Work instructions:
• 1. Copy the part of the forum thread on Goldstein's theory that opens with the words "Perhaps Goldstein's theory" and closes with "with this illness?", and rename "limbic dysfunction" to "limbic imbalance" throughout.
• 2. Take the forum thread on Goldstein's theory further, writing on from where it stops.
***** Reading passage
Perhaps Goldstein's theory of limbic dysfunction could explain the common phenomenon of alcohol intolerance in ME/CFS. It might also account for the disparity seen among the treatments that help various groups of sufferers. Certainly it's clear from a look at his diagnostic/treatment guide that one man's poison is another man's medicine. And isn't this what we find again and again with this illness?
 

Jacque

Senior Member
Messages
424
Location
USA - California
Sooo True.. Have you all heard of the book BRAIN MAKER??? I guess it is a GREAT book and theory!! I am buying it today and plan to do the probiotic implants! Can't hurt and will be minimal cost.. The theory is your BRAIN function is Directly linked to your Large Intestine!! Only 3% of probiotics taken orally make it to the large intestine...so you need to do rectal implants of certain probiotics... It is worth a shot and I guess some people with horrible illnesses are recovering.. Stay tuned!
 

frozenborderline

Senior Member
Messages
4,405
Just my two little pennies here, but it's always seemed to me like he basically tried a wide, wide variety of drugs on patients that may have temporarily helped them (on average), but basically by suppressing symptoms, and not addressing or considering what might have been causing those symptoms. If this drug didn't work, then try that one, if not that one, then let's try this one...sometimes dozens of drugs...most of them temporarily suppressing symptoms.

Of course this can be very helpful and NECESSARY when patients are in extreme, agonizing pain, etc., but isn't it also good to try and consider what might be contributing to those symptoms? Like environmental exposures, pesticides, fungicides, chemicals, etc -- whatever it might be that is screwing up our immune systems?

I'm sure he was a good hearted man, who wanted only the best for his patients, and certainly may have had health problems at the end. But it's my understanding that he didn't just 'retire'. He was disciplined by the California State Medical board, and because of that, lost his license to practice medicine.
I have just been going through the drugs he recommends and it’s quite a motley mix. I don’t think it’s all “just” stuff for symptoms , like it’s not all sedatives and whatnot. The fact that iv lidocaine helped dramatically, and ketamine is v interesting to me, curious about exploring IOM channels in me/cfs. Then the fact that he used acetazolamide gives me some more respect for him too. I cringed at the word “neurosomatic” Bc I don’t think the pain felt in cfs is signaling error or whatever and think there’s peripheral metabolic issues and cell damage explaining the pain, but he seems to have had some impressive results. What wouldn’t many of us give to at least have a physician treat our symptoms. I would be curious about reading his book if anybody has a pdf I can not afford it at the moment.
**********
***** Records provided
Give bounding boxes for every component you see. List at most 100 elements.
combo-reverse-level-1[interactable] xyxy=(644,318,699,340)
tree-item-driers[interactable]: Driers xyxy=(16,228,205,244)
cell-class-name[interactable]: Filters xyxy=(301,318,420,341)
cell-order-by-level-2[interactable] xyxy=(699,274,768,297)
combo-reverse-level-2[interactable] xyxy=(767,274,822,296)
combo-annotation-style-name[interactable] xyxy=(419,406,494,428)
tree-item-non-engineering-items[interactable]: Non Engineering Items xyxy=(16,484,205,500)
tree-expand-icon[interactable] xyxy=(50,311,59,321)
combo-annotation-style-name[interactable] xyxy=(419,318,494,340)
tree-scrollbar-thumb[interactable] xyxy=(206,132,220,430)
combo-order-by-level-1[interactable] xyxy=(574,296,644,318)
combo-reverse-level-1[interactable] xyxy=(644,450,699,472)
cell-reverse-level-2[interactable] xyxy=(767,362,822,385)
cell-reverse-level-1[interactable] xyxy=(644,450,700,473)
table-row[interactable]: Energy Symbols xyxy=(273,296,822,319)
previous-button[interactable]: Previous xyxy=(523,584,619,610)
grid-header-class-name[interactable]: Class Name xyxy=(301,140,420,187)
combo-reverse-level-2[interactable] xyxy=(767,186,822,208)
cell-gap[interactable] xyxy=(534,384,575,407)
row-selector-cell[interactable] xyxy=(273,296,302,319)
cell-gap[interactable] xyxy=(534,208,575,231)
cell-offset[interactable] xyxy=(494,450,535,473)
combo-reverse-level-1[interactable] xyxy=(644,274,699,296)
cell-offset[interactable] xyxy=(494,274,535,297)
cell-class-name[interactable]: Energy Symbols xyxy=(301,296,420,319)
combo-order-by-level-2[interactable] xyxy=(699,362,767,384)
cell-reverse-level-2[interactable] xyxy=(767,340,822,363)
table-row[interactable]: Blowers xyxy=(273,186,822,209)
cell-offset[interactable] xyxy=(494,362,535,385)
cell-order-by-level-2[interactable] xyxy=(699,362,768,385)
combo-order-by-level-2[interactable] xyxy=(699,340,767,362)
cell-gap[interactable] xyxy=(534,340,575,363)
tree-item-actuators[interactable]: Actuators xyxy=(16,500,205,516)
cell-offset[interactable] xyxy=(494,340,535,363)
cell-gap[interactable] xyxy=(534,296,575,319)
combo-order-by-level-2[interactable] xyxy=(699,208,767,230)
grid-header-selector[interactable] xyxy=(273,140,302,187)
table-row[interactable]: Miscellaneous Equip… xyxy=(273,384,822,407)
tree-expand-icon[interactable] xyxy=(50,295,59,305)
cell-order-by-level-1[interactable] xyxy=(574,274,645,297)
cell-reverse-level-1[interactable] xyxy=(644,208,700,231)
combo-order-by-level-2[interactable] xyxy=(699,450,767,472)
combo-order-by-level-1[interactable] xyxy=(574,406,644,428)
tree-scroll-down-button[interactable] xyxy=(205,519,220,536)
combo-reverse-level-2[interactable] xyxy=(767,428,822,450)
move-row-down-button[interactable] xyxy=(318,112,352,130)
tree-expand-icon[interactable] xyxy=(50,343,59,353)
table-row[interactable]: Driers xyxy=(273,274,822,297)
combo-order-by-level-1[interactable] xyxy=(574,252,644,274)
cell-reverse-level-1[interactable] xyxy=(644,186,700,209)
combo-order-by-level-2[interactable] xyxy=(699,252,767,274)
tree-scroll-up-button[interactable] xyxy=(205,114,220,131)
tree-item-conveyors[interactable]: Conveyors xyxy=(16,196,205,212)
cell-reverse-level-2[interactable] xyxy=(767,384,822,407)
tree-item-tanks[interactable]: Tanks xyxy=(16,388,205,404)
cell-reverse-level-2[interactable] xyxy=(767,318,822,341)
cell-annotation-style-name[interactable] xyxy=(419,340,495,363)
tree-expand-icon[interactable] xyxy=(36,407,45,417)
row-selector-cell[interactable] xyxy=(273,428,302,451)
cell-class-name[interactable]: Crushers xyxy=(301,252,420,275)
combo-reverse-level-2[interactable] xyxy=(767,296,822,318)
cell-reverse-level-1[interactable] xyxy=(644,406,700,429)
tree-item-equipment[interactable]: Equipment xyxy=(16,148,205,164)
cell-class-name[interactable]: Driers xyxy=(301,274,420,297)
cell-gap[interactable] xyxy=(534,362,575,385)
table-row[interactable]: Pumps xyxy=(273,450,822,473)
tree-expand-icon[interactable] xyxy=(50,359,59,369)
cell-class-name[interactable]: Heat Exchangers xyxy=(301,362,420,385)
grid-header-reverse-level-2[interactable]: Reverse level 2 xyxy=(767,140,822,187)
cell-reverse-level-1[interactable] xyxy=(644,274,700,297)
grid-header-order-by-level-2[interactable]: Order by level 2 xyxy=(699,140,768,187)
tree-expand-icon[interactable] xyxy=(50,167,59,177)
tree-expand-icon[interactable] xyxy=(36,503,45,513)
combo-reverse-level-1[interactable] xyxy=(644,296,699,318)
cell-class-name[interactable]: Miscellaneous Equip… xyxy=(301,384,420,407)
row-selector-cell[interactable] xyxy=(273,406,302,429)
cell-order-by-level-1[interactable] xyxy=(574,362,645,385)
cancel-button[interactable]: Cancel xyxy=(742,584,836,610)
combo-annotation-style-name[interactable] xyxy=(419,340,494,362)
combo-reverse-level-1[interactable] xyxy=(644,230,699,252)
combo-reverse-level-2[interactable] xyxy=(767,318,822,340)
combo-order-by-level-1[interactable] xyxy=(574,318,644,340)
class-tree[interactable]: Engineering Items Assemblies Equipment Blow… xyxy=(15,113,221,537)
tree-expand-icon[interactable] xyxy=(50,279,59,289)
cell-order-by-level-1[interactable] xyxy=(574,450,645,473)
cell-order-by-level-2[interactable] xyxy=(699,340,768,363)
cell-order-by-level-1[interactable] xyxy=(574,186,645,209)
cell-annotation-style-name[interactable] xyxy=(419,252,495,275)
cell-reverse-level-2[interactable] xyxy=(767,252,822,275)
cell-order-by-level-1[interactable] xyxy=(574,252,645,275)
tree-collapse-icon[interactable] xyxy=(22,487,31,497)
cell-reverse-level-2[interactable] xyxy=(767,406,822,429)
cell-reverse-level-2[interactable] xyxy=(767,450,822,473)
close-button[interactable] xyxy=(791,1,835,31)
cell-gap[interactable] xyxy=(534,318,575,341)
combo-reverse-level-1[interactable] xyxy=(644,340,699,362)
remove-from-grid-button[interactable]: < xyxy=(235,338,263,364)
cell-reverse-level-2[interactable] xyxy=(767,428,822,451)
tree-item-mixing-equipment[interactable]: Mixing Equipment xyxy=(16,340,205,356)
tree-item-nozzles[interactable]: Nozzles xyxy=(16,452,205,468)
**********
Answers by task:
• 1.
Perhaps Goldstein's theory of limbic imbalance could explain the common phenomenon of alcohol intolerance in ME/CFS. It might also account for the disparity seen among the treatments that help various groups of sufferers. Certainly it's clear from a look at his diagnostic/treatment guide that one man's poison is another man's medicine. And isn't this what we find again and again with this illness?

• 2.
Hip

Senior Member
Messages
18,078
@Hip you don’t happen to have a pdf of any of his books where he explains the theory behind this stuff, do u?

I've got a paper copy of Betrayal by the Brain, which I bought cheaply second hand. It's been a few years since I looked at it, and can't remember much detail (but I was not able to read it properly anyway, since I have reading difficulties due to the bad ADHD I got after my brain infection).

However, my impression is that Goldstein's treatments are a bit "gimmicky"; they are flash-in-the-pan treatments that may work for a short time, but may not provide a sustainable long-term improvement. I believe someone possibly on this thread, or on another Goldstein thread, made a similar comment: of patients getting amazing transient improvements, but not permanent relief from ME/CFS symptoms.

My own experience with one of Goldstein's treatments is a case in point: when I started taking Wellbutrin (bupropion), which one of Goldstein's top 23 drugs, it instantly and dramatically reduced brain fog levels — to the point I was able to resume doing complex computer software programming (my previous profession).

I thought I had found my own personal solution to ME/CFS; however, two weeks after I started taking Wellbutrin, it just mysteriously stopped working entirely. I've never found any good explanation for this; I thought it might be tolerance build-up, so stopped the drug for a few months; but when I resumed it again, no luck. My Wellbutrin experience detailed in this post.


From what I was able to read, the book is not that well organized. It has a lot of case studies, and mentions ad hoc biochemical details in each case; but not really any overarching theory, apart from his "neurosomatic" ideas, which is just another term for what we now call central sensitivity syndrome (which I think might exist in ME/CFS, but even if it does, would only explain a small subset of ME/CFS symptoms; I don't think CSS is the overall cause or explanation for ME/CFS).

Perhaps the most important diagram in the book is the one given in this earlier post. That post also explains Goldstein's technique of using a "receptor profiling" drug to test which neurotransmitter receptors are out of balance in a patient, and then once this is discovered, to prescribe an appropriate drug to address that imbalance. Each box in that diagram contains a list of drug that all work on a particular receptor.

That's the core process in Goldstein's treatment methods. More info about receptor profiling in this post.

That diagram perhaps does have some use: if for example you found benefits from one drug included in the boxes in the diagram, then perhaps you might try the other drugs in the same box, which work on the same receptors.


EDIT: Actually I don't think that receptor profiling diagram comes from Betrayal by the Brain; it may come from another one of his books: Tuning the Brain.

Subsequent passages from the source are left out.